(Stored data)
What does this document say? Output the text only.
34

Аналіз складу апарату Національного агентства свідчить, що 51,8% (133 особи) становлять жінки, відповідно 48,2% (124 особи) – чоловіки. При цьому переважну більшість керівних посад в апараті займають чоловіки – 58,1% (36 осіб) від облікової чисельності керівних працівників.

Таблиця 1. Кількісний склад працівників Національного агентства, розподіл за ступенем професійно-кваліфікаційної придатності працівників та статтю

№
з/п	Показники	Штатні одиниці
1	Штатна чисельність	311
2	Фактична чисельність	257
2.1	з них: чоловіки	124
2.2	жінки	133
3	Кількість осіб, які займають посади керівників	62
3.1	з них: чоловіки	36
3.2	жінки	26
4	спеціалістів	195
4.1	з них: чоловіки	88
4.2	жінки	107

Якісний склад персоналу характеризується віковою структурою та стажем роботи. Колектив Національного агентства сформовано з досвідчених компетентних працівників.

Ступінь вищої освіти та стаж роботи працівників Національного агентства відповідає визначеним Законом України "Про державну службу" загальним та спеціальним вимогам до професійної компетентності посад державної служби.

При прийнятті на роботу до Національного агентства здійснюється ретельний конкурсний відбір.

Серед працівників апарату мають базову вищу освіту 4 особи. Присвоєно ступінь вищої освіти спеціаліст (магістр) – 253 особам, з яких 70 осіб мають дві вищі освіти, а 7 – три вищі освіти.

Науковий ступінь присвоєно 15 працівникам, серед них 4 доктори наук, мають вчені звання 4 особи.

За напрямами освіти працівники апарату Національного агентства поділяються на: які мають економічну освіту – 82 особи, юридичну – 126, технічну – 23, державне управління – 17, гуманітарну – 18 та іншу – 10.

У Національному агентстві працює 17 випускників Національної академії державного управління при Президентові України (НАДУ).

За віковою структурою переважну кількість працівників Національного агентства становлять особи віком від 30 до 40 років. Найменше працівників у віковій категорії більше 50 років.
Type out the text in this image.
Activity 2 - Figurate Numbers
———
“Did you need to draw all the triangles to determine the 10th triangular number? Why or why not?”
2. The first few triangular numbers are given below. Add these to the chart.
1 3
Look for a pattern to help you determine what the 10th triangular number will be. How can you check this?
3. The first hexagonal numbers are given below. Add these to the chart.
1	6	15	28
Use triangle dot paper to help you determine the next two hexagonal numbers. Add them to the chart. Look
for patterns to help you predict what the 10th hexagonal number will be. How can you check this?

Directive: Nothing may be left out: return each entry exactly as it reads.

Finished task:
What does this document say? Output the text only.
34

Аналіз складу апарату Національного агентства свідчить, що 51,8% (133 особи) становлять жінки, відповідно 48,2% (124 особи) – чоловіки. При цьому переважну більшість керівних посад в апараті займають чоловіки – 58,1% (36 осіб) від облікової чисельності керівних працівників.

Таблиця 1. Кількісний склад працівників Національного агентства, розподіл за ступенем професійно-кваліфікаційної придатності працівників та статтю

№
з/п	Показники	Штатні одиниці
1	Штатна чисельність	311
2	Фактична чисельність	257
2.1	з них: чоловіки	124
2.2	жінки	133
3	Кількість осіб, які займають посади керівників	62
3.1	з них: чоловіки	36
3.2	жінки	26
4	спеціалістів	195
4.1	з них: чоловіки	88
4.2	жінки	107

Якісний склад персоналу характеризується віковою структурою та стажем роботи. Колектив Національного агентства сформовано з досвідчених компетентних працівників.

Ступінь вищої освіти та стаж роботи працівників Національного агентства відповідає визначеним Законом України "Про державну службу" загальним та спеціальним вимогам до професійної компетентності посад державної служби.

При прийнятті на роботу до Національного агентства здійснюється ретельний конкурсний відбір.

Серед працівників апарату мають базову вищу освіту 4 особи. Присвоєно ступінь вищої освіти спеціаліст (магістр) – 253 особам, з яких 70 осіб мають дві вищі освіти, а 7 – три вищі освіти.

Науковий ступінь присвоєно 15 працівникам, серед них 4 доктори наук, мають вчені звання 4 особи.

За напрямами освіти працівники апарату Національного агентства поділяються на: які мають економічну освіту – 82 особи, юридичну – 126, технічну – 23, державне управління – 17, гуманітарну – 18 та іншу – 10.

У Національному агентстві працює 17 випускників Національної академії державного управління при Президентові України (НАДУ).

За віковою структурою переважну кількість працівників Національного агентства становлять особи віком від 30 до 40 років. Найменше працівників у віковій категорії більше 50 років.
Type out the text in this image.
Activity 2 - Figurate Numbers
———
“Did you need to draw all the triangles to determine the 10th triangular number? Why or why not?”
2. The first few triangular numbers are given below. Add these to the chart.
1 3
Look for a pattern to help you determine what the 10th triangular number will be. How can you check this?
3. The first hexagonal numbers are given below. Add these to the chart.
1	6	15	28
Use triangle dot paper to help you determine the next two hexagonal numbers. Add them to the chart. Look
for patterns to help you predict what the 10th hexagonal number will be. How can you check this?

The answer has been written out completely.